#### EXERCISE INPUTS
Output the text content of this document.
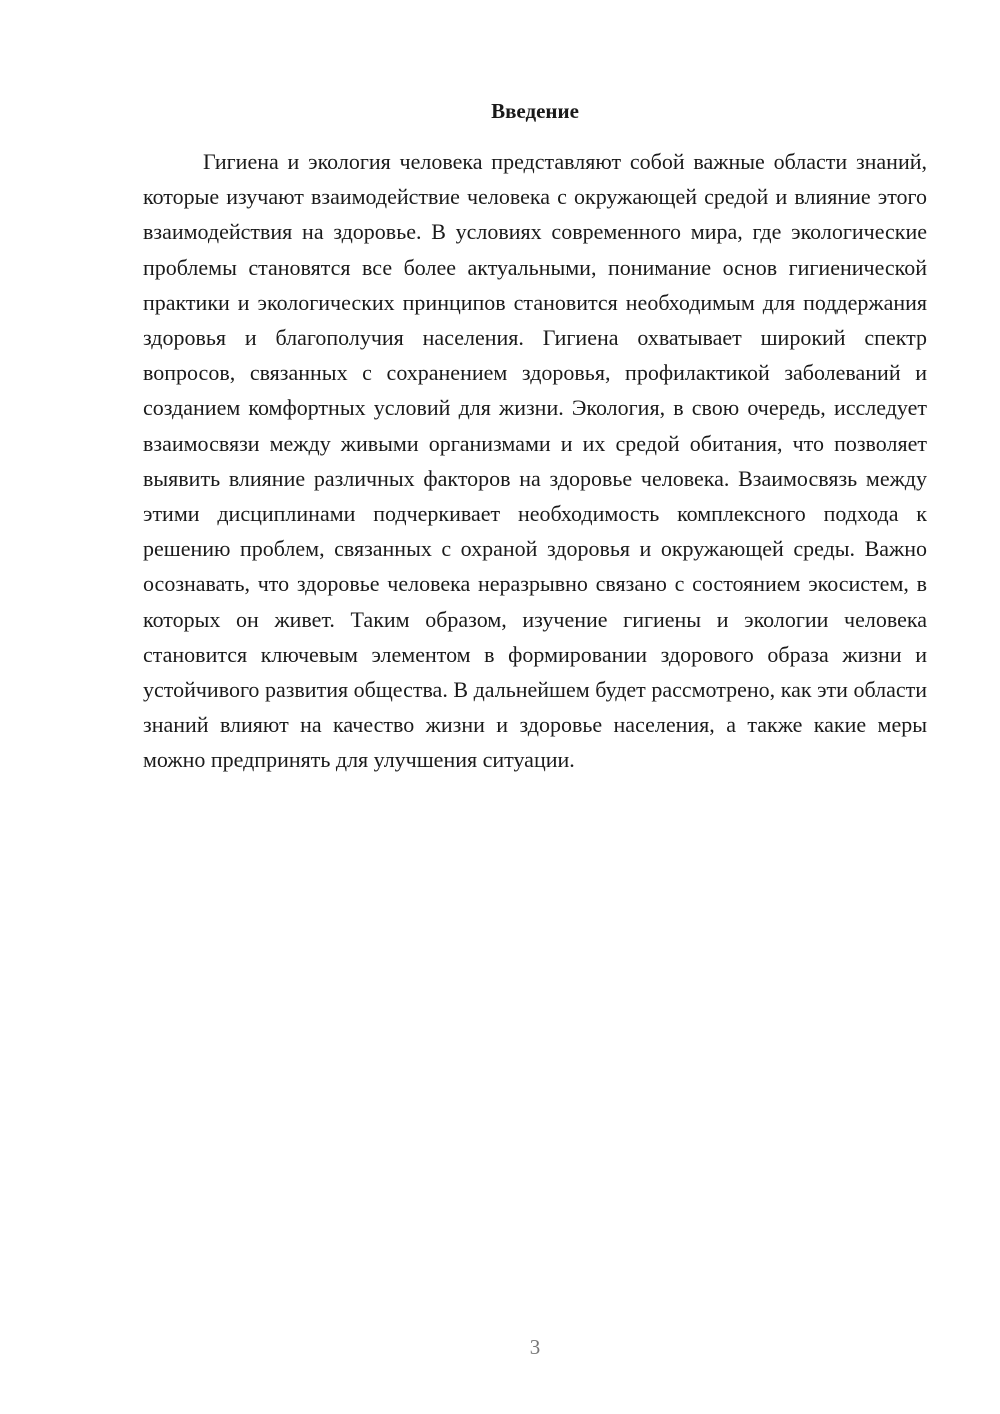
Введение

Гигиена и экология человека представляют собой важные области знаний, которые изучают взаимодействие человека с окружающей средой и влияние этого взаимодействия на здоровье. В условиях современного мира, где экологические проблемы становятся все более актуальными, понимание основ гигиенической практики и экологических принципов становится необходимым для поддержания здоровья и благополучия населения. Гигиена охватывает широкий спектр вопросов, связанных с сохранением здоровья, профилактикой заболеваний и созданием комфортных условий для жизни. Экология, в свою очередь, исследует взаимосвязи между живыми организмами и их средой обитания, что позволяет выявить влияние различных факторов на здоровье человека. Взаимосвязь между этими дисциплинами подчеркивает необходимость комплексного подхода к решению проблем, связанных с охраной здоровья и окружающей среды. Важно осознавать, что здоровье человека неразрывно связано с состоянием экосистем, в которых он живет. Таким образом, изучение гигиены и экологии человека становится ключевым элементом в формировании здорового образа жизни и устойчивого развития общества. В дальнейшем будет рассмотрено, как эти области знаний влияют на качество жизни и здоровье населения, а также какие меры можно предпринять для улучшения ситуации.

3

==

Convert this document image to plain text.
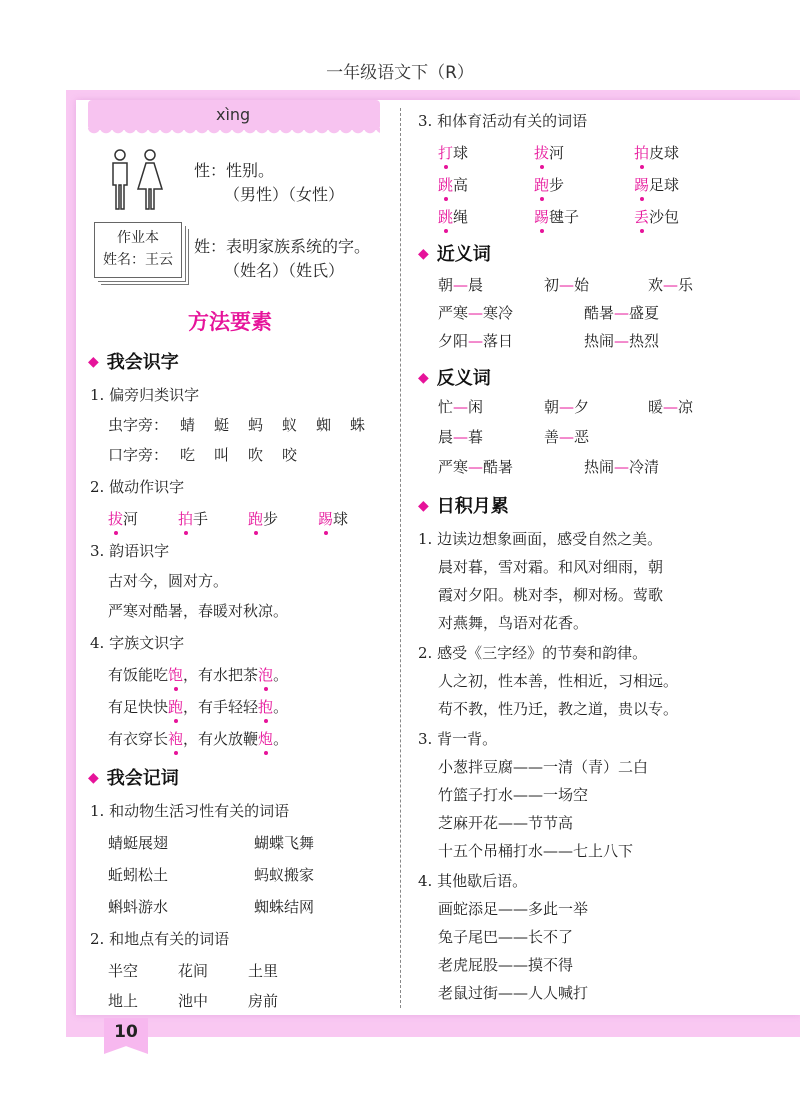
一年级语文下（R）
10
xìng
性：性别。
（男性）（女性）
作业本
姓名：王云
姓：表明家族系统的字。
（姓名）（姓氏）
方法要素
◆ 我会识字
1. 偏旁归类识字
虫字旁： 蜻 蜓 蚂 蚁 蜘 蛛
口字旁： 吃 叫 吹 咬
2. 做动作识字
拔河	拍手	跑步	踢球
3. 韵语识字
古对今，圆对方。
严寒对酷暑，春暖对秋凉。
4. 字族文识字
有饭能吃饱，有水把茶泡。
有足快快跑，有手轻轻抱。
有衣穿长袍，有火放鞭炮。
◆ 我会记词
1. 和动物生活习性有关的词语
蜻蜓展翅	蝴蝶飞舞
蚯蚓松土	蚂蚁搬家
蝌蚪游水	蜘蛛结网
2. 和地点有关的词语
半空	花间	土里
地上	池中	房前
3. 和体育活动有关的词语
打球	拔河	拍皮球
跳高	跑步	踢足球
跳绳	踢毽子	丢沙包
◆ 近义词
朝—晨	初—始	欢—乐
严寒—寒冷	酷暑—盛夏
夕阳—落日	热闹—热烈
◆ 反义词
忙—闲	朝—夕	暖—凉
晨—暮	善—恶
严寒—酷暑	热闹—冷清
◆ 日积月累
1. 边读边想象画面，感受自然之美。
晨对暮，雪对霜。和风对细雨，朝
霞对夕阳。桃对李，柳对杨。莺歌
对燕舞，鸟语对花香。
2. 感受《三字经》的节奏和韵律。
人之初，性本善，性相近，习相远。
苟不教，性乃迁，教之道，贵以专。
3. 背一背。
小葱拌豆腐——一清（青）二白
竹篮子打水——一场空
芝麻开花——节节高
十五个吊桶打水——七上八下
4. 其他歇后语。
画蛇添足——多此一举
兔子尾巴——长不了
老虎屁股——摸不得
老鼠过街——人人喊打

#### WORK TO DO
Determine how many lines of the listing above include the word "this", and report that number only.

#### THE RESPONSE
2